Work to do →
Read through the data and report every line in which the word "Berlin" occurs.

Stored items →
☆ ☆ ☆ ☆ ☆

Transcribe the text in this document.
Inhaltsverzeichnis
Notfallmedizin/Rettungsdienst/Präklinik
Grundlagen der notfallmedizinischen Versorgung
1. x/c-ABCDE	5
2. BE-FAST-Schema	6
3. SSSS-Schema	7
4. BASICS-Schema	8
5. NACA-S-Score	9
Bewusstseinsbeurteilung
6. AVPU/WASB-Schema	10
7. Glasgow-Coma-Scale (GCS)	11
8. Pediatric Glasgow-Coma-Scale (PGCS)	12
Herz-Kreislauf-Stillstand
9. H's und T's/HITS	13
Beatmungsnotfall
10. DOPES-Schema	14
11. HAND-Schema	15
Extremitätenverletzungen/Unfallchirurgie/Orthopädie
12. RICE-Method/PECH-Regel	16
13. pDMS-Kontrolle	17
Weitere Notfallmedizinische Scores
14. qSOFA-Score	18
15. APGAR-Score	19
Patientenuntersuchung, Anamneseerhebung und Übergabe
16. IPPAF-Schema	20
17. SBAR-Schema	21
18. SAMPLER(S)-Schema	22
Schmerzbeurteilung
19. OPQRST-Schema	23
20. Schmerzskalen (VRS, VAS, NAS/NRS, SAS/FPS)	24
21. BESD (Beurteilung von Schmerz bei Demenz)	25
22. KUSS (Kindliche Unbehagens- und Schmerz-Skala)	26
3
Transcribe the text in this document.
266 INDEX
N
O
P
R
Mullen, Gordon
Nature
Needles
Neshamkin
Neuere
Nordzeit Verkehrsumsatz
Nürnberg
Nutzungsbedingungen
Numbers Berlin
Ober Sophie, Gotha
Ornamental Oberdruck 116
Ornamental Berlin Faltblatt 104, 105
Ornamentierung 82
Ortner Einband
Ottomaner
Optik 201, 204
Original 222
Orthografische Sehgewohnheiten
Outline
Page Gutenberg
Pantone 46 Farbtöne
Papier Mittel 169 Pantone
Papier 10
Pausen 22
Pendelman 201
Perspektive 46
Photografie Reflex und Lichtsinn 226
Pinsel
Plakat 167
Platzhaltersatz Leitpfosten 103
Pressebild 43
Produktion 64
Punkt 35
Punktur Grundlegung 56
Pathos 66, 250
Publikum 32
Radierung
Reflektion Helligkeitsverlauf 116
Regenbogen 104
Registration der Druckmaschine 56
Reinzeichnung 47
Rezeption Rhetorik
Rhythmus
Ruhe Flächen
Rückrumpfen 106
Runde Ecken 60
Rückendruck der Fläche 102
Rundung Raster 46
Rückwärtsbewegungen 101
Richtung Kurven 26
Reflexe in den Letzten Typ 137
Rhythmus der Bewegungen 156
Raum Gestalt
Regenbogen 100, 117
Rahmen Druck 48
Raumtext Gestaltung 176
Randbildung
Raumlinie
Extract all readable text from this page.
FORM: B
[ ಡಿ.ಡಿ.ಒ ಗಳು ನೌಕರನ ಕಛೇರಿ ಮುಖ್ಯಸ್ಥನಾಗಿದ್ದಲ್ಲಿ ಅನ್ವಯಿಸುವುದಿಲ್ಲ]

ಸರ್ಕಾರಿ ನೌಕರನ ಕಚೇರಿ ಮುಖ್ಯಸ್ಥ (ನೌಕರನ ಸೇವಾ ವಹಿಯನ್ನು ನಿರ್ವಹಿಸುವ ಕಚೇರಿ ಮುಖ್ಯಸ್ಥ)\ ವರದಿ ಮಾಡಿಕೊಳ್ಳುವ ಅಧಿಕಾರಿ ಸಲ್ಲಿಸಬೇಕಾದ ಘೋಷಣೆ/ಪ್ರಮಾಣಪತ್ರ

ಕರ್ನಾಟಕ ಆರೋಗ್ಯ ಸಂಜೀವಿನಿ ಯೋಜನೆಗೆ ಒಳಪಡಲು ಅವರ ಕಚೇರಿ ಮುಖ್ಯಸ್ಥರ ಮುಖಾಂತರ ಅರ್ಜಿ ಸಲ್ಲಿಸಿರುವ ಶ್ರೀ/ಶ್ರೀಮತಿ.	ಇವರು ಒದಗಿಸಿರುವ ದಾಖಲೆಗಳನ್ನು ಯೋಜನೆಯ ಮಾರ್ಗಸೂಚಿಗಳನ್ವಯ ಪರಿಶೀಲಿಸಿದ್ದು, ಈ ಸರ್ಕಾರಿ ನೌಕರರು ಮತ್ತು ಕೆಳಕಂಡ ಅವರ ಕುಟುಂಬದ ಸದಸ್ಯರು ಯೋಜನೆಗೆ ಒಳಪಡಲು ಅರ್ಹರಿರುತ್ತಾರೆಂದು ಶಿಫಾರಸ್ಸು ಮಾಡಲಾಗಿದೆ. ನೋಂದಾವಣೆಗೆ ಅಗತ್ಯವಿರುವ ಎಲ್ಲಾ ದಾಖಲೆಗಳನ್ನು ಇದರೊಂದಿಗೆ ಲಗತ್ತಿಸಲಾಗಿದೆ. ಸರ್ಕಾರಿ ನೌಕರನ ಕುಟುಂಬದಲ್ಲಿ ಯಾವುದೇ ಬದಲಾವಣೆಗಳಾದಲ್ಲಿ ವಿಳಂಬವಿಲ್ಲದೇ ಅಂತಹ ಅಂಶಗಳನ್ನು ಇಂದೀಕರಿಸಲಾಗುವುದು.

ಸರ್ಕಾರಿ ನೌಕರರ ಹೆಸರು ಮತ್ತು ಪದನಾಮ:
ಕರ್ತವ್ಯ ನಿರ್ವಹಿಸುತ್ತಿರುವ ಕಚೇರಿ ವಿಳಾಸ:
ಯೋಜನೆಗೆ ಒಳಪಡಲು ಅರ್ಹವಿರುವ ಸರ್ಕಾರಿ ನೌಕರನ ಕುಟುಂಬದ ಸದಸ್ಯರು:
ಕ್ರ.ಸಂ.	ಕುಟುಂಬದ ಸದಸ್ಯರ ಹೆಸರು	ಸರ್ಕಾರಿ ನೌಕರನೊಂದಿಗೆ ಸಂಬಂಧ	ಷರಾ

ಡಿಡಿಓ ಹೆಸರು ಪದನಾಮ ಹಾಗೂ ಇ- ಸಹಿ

☆ ☆ ☆ ☆ ☆

Written reply →
Numbers Berlin
Ornamental Berlin Faltblatt 104, 105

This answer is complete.